*** Task data

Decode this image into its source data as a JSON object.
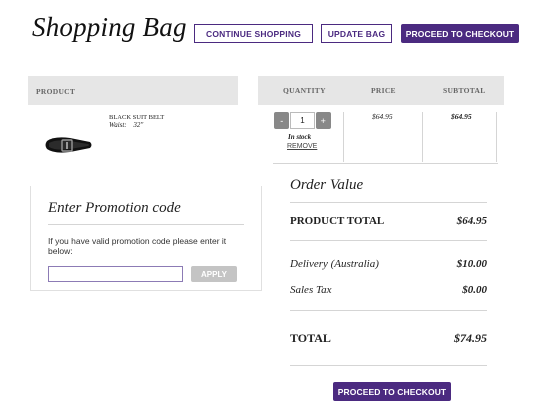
{
  "page": {
    "title": "Shopping Bag"
  },
  "toolbar": {
    "continue_label": "CONTINUE SHOPPING",
    "update_label": "UPDATE BAG",
    "checkout_label": "PROCEED TO CHECKOUT"
  },
  "table": {
    "headers": {
      "product": "PRODUCT",
      "quantity": "QUANTITY",
      "price": "PRICE",
      "subtotal": "SUBTOTAL"
    },
    "item": {
      "name": "BLACK SUIT BELT",
      "attr_label": "Waist:",
      "attr_value": "32\"",
      "quantity": "1",
      "minus": "-",
      "plus": "+",
      "stock": "In stock",
      "remove": "REMOVE",
      "price": "$64.95",
      "subtotal": "$64.95"
    }
  },
  "promo": {
    "title": "Enter Promotion code",
    "text": "If you have valid promotion code please enter it below:",
    "input_value": "",
    "apply_label": "APPLY"
  },
  "order": {
    "title": "Order Value",
    "product_total_label": "PRODUCT TOTAL",
    "product_total": "$64.95",
    "delivery_label": "Delivery (Australia)",
    "delivery": "$10.00",
    "tax_label": "Sales Tax",
    "tax": "$0.00",
    "total_label": "TOTAL",
    "total": "$74.95",
    "checkout_label": "PROCEED TO CHECKOUT"
  },
  "colors": {
    "accent": "#4b2a80",
    "header_bg": "#e6e6e6",
    "stepper": "#888888",
    "apply_bg": "#c4c4c4"
  },
  "icons": {
    "product_image": "belt-image"
  }
}
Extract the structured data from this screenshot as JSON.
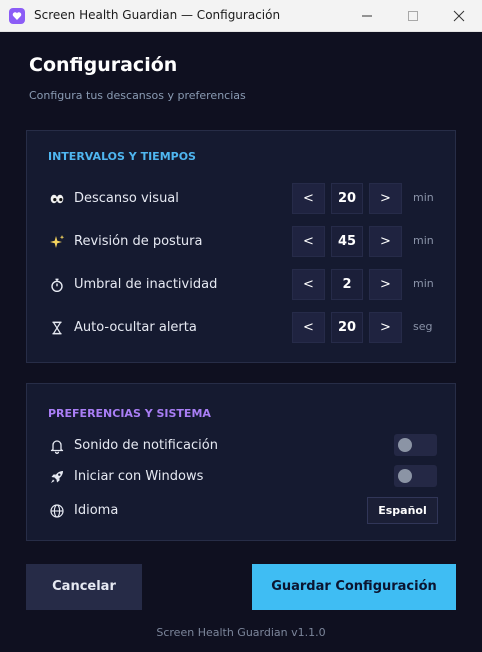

******

Aim of the task: Show the lines from the data above that contain the string "title".

Complete response:
    "title": "Shopping Bag"
    "title": "Enter Promotion code",
    "title": "Order Value",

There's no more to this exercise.